→ RECORDS FOR THE EXERCISE:
+---+
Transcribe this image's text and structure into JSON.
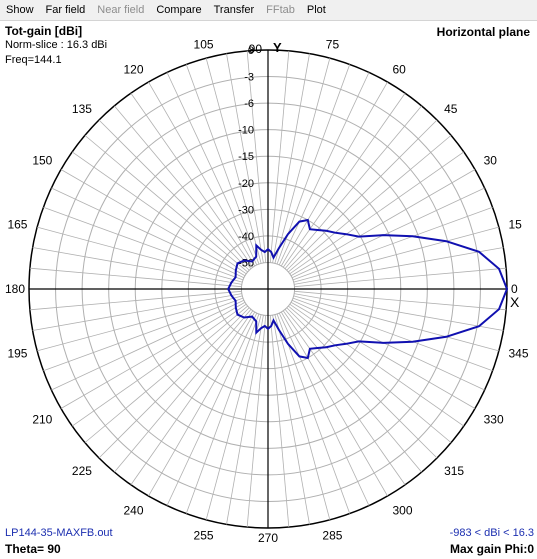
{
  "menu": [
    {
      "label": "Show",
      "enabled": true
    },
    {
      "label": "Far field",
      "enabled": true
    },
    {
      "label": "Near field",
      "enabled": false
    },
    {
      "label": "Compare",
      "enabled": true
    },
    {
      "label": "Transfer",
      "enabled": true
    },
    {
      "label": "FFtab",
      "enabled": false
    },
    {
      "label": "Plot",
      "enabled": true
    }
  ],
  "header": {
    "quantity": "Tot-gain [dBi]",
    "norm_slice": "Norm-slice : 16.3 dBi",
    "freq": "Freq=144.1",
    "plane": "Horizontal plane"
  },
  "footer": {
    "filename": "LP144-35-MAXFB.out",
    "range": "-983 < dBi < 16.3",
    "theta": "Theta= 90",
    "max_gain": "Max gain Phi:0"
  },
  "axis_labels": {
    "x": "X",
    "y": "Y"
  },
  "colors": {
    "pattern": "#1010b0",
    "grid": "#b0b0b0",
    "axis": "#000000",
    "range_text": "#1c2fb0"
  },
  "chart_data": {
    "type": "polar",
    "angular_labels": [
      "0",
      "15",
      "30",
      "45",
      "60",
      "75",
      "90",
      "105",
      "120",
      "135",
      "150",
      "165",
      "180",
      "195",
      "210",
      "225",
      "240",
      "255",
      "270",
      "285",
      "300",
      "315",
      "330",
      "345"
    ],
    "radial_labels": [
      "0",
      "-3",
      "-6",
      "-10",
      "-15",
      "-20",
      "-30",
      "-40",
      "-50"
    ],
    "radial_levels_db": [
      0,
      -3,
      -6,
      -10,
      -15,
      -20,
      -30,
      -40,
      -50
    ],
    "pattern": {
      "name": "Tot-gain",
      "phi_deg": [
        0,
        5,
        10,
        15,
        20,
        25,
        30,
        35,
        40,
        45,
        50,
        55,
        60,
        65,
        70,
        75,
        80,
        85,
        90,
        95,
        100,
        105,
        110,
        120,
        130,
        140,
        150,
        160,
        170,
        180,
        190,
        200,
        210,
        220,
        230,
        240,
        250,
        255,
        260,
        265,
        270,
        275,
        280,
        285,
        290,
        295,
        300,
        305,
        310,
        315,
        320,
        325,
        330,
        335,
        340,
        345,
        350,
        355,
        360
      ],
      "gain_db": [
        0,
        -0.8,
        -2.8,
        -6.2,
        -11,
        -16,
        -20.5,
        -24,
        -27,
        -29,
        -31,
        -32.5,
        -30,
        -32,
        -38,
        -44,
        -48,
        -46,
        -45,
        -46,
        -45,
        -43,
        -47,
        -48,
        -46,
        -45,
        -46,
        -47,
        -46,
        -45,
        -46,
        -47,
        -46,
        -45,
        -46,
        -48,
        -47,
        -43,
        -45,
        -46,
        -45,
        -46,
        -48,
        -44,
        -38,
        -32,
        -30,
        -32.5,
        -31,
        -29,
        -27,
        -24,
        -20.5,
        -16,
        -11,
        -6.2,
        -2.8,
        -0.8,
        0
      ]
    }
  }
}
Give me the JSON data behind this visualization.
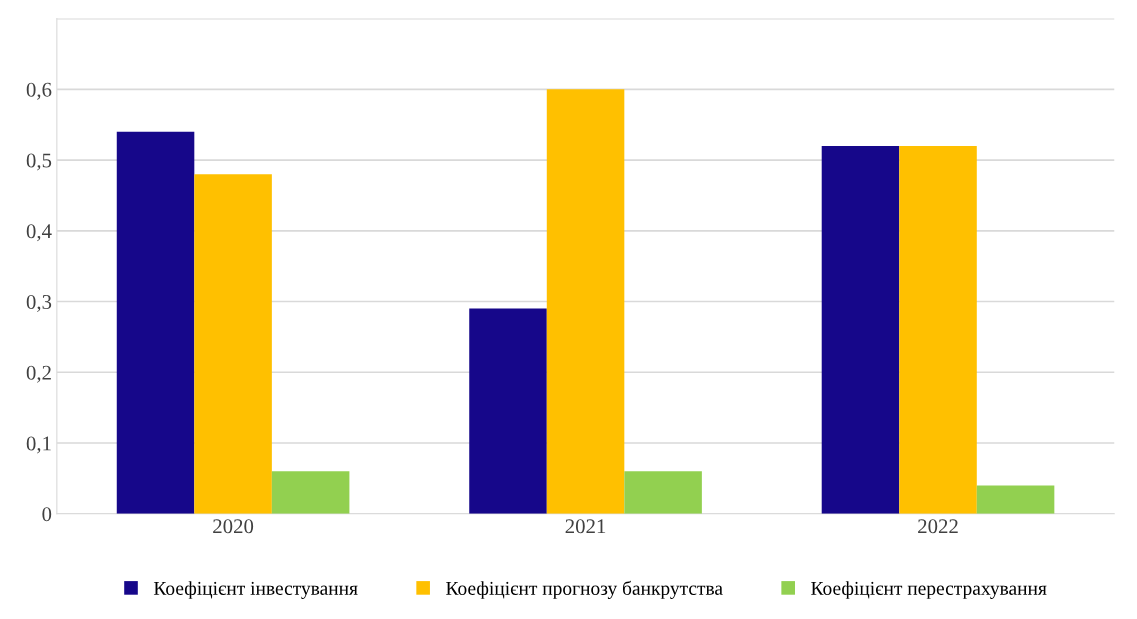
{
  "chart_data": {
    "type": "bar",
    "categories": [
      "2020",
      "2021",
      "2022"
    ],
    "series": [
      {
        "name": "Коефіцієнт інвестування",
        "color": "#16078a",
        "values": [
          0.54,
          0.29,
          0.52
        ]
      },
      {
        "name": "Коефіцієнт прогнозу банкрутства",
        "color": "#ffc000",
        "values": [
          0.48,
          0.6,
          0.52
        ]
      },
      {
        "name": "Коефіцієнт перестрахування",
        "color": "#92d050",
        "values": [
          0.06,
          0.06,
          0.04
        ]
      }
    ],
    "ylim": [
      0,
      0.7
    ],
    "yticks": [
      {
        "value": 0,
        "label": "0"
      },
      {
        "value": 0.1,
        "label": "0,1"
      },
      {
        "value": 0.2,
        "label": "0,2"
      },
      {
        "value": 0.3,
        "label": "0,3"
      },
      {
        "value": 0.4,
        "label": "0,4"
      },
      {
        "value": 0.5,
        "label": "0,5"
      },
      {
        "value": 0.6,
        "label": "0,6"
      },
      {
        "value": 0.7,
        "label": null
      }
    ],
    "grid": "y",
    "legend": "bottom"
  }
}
+---+
→ SHORT EXERCISE:
Copy every line in the listing above where the string "this" turns up.

→ TASK RESULT:
Transcribe this image's text and structure into JSON.
Give me the JSON data behind this visualization.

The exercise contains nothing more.